__Set task__:
Each record below is to be copied word for word, with pictures removed.

__Listed records__:

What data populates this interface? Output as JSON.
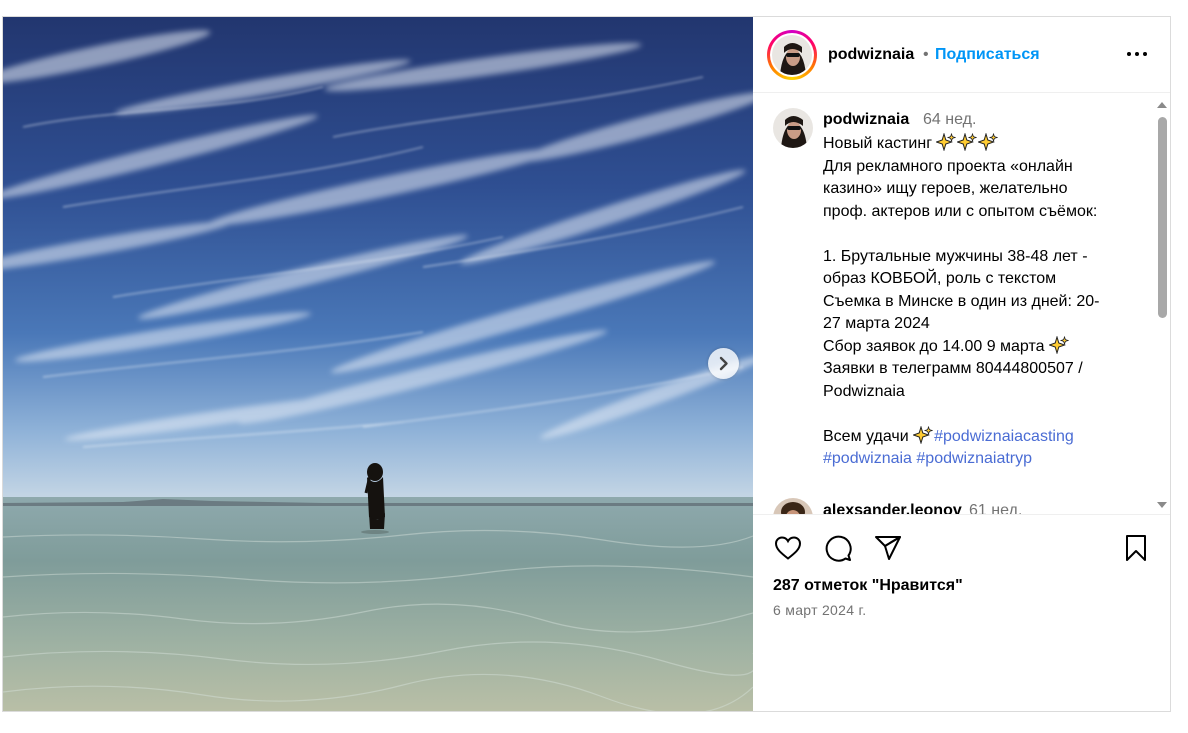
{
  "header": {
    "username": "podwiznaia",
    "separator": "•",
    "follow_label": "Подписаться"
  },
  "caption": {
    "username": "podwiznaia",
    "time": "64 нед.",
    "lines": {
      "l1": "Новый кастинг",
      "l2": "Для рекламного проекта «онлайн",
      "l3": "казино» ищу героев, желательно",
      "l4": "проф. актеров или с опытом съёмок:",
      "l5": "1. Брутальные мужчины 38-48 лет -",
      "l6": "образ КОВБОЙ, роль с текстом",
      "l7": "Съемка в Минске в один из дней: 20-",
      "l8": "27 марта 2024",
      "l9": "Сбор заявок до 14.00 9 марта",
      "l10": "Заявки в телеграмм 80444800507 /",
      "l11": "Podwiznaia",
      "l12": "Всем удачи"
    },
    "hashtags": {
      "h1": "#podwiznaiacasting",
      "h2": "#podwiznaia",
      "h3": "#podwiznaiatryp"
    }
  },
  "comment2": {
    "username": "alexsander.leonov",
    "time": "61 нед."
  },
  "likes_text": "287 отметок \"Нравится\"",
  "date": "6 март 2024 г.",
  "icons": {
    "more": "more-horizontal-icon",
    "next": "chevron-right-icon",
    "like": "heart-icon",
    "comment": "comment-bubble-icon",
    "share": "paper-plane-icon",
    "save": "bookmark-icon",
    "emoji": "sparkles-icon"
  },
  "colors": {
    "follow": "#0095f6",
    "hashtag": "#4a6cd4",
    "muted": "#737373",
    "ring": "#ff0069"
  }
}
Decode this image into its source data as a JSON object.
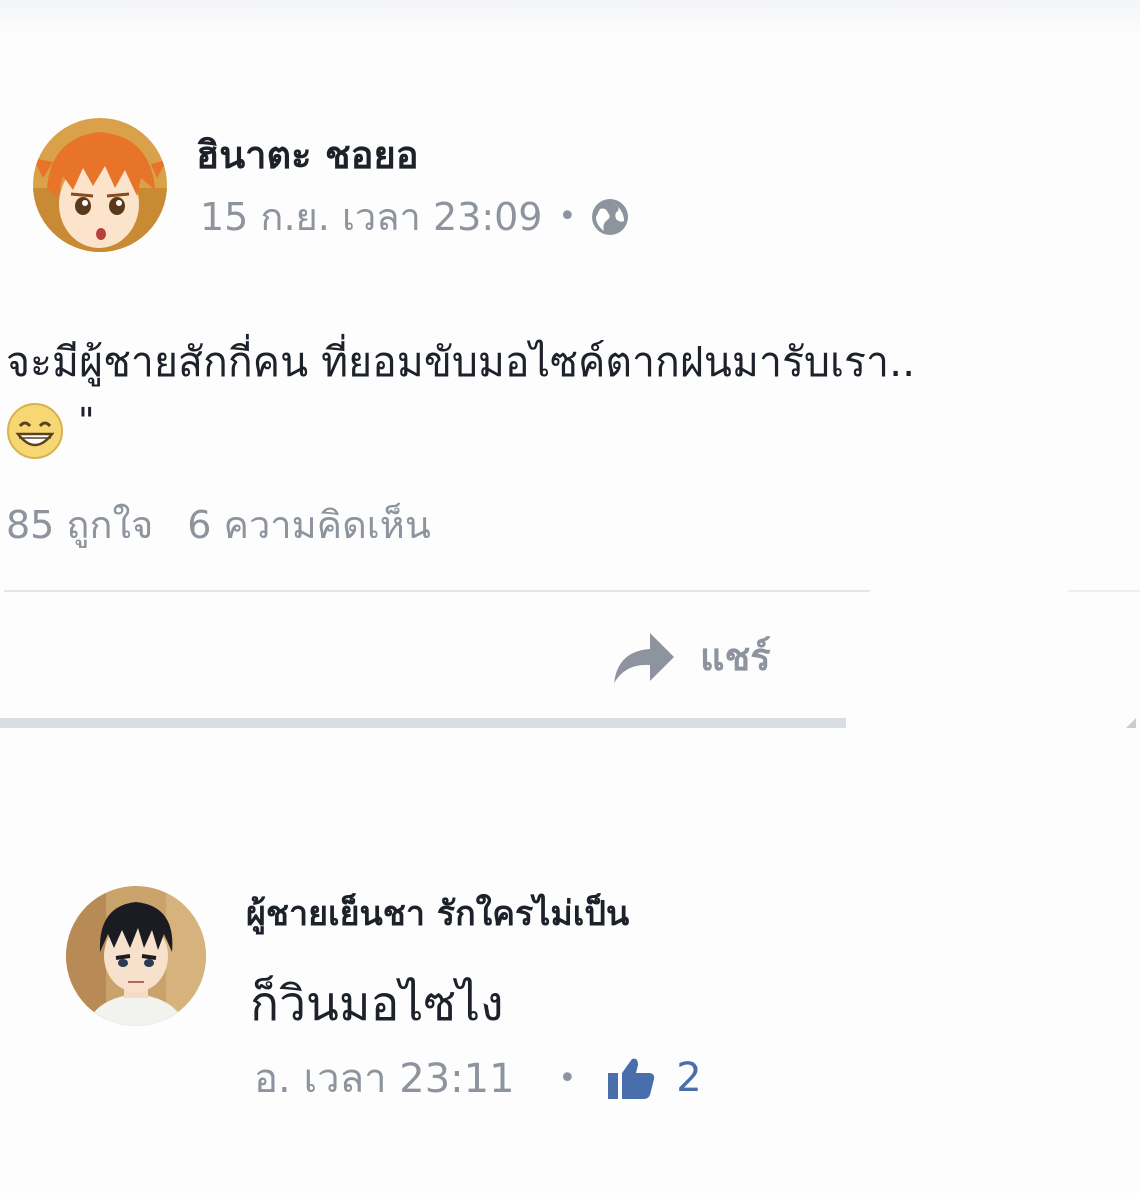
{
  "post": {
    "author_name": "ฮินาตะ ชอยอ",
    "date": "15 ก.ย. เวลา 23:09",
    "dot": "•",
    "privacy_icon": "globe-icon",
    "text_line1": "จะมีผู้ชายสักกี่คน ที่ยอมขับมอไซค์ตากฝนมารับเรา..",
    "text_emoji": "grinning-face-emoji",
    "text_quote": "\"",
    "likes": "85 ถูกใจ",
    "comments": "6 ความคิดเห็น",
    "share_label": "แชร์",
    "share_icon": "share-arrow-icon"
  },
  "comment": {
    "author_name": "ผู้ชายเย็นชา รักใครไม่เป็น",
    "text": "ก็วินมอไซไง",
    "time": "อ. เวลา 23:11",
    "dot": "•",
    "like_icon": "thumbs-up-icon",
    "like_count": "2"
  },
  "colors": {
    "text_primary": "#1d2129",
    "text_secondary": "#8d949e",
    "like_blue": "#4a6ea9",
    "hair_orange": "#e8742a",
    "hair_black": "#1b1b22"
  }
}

__Written answer__:
What data populates this interface? Output as JSON.
{
  "header": {
    "username": "podwiznaia",
    "separator": "•",
    "follow_label": "Подписаться"
  },
  "caption": {
    "username": "podwiznaia",
    "time": "64 нед.",
    "lines": {
      "l1": "Новый кастинг",
      "l2": "Для рекламного проекта «онлайн",
      "l3": "казино» ищу героев, желательно",
      "l4": "проф. актеров или с опытом съёмок:",
      "l5": "1. Брутальные мужчины 38-48 лет -",
      "l6": "образ КОВБОЙ, роль с текстом",
      "l7": "Съемка в Минске в один из дней: 20-",
      "l8": "27 марта 2024",
      "l9": "Сбор заявок до 14.00 9 марта",
      "l10": "Заявки в телеграмм 80444800507 /",
      "l11": "Podwiznaia",
      "l12": "Всем удачи"
    },
    "hashtags": {
      "h1": "#podwiznaiacasting",
      "h2": "#podwiznaia",
      "h3": "#podwiznaiatryp"
    }
  },
  "comment2": {
    "username": "alexsander.leonov",
    "time": "61 нед."
  },
  "likes_text": "287 отметок \"Нравится\"",
  "date": "6 март 2024 г.",
  "icons": {
    "more": "more-horizontal-icon",
    "next": "chevron-right-icon",
    "like": "heart-icon",
    "comment": "comment-bubble-icon",
    "share": "paper-plane-icon",
    "save": "bookmark-icon",
    "emoji": "sparkles-icon"
  },
  "colors": {
    "follow": "#0095f6",
    "hashtag": "#4a6cd4",
    "muted": "#737373",
    "ring": "#ff0069"
  }
}
Decode this image into its source data as a JSON object.
{
  "post": {
    "author_name": "ฮินาตะ ชอยอ",
    "date": "15 ก.ย. เวลา 23:09",
    "dot": "•",
    "privacy_icon": "globe-icon",
    "text_line1": "จะมีผู้ชายสักกี่คน ที่ยอมขับมอไซค์ตากฝนมารับเรา..",
    "text_emoji": "grinning-face-emoji",
    "text_quote": "\"",
    "likes": "85 ถูกใจ",
    "comments": "6 ความคิดเห็น",
    "share_label": "แชร์",
    "share_icon": "share-arrow-icon"
  },
  "comment": {
    "author_name": "ผู้ชายเย็นชา รักใครไม่เป็น",
    "text": "ก็วินมอไซไง",
    "time": "อ. เวลา 23:11",
    "dot": "•",
    "like_icon": "thumbs-up-icon",
    "like_count": "2"
  },
  "colors": {
    "text_primary": "#1d2129",
    "text_secondary": "#8d949e",
    "like_blue": "#4a6ea9",
    "hair_orange": "#e8742a",
    "hair_black": "#1b1b22"
  }
}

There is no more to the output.